Structured figure records:
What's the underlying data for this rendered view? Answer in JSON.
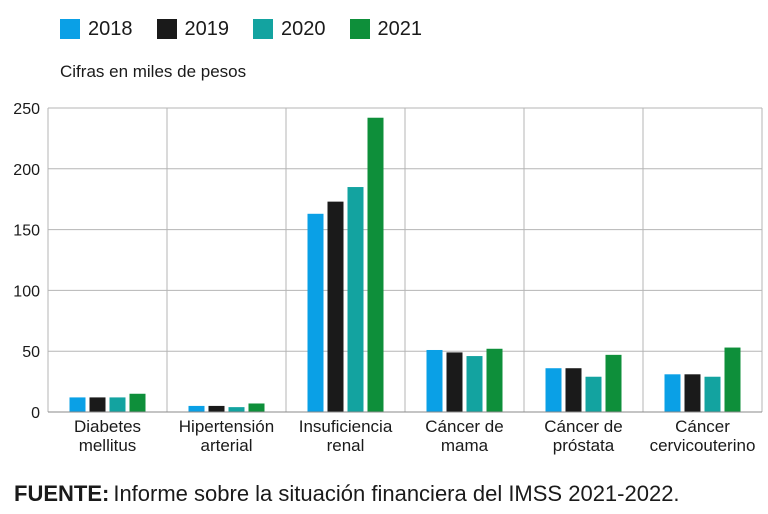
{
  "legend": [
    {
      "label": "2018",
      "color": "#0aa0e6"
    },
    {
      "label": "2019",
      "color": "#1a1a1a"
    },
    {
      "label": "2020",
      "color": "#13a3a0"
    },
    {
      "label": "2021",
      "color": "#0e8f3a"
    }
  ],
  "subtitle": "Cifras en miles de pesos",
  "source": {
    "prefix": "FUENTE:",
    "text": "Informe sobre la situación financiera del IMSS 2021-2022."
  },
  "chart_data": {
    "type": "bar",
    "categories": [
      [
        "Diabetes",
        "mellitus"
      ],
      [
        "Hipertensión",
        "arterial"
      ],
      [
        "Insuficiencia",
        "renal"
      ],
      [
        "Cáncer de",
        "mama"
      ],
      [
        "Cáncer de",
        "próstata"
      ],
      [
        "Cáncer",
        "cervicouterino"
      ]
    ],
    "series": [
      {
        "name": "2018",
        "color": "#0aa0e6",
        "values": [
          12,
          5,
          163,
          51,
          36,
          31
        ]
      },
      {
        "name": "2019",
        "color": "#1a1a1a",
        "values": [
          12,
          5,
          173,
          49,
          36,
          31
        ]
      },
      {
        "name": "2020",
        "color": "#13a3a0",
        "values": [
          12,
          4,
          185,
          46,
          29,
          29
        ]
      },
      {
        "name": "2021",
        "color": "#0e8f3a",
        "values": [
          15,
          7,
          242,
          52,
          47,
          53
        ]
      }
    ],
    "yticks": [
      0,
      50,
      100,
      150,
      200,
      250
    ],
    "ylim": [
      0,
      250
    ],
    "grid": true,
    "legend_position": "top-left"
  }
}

■ Requirements ■
Reproduce every entry word for word, but omit the pictures.

■ Answer ■
What's the underlying data for this rendered view? Answer in JSON.
{
  "legend": [
    {
      "label": "2018",
      "color": "#0aa0e6"
    },
    {
      "label": "2019",
      "color": "#1a1a1a"
    },
    {
      "label": "2020",
      "color": "#13a3a0"
    },
    {
      "label": "2021",
      "color": "#0e8f3a"
    }
  ],
  "subtitle": "Cifras en miles de pesos",
  "source": {
    "prefix": "FUENTE:",
    "text": "Informe sobre la situación financiera del IMSS 2021-2022."
  },
  "chart_data": {
    "type": "bar",
    "categories": [
      [
        "Diabetes",
        "mellitus"
      ],
      [
        "Hipertensión",
        "arterial"
      ],
      [
        "Insuficiencia",
        "renal"
      ],
      [
        "Cáncer de",
        "mama"
      ],
      [
        "Cáncer de",
        "próstata"
      ],
      [
        "Cáncer",
        "cervicouterino"
      ]
    ],
    "series": [
      {
        "name": "2018",
        "color": "#0aa0e6",
        "values": [
          12,
          5,
          163,
          51,
          36,
          31
        ]
      },
      {
        "name": "2019",
        "color": "#1a1a1a",
        "values": [
          12,
          5,
          173,
          49,
          36,
          31
        ]
      },
      {
        "name": "2020",
        "color": "#13a3a0",
        "values": [
          12,
          4,
          185,
          46,
          29,
          29
        ]
      },
      {
        "name": "2021",
        "color": "#0e8f3a",
        "values": [
          15,
          7,
          242,
          52,
          47,
          53
        ]
      }
    ],
    "yticks": [
      0,
      50,
      100,
      150,
      200,
      250
    ],
    "ylim": [
      0,
      250
    ],
    "grid": true,
    "legend_position": "top-left"
  }
}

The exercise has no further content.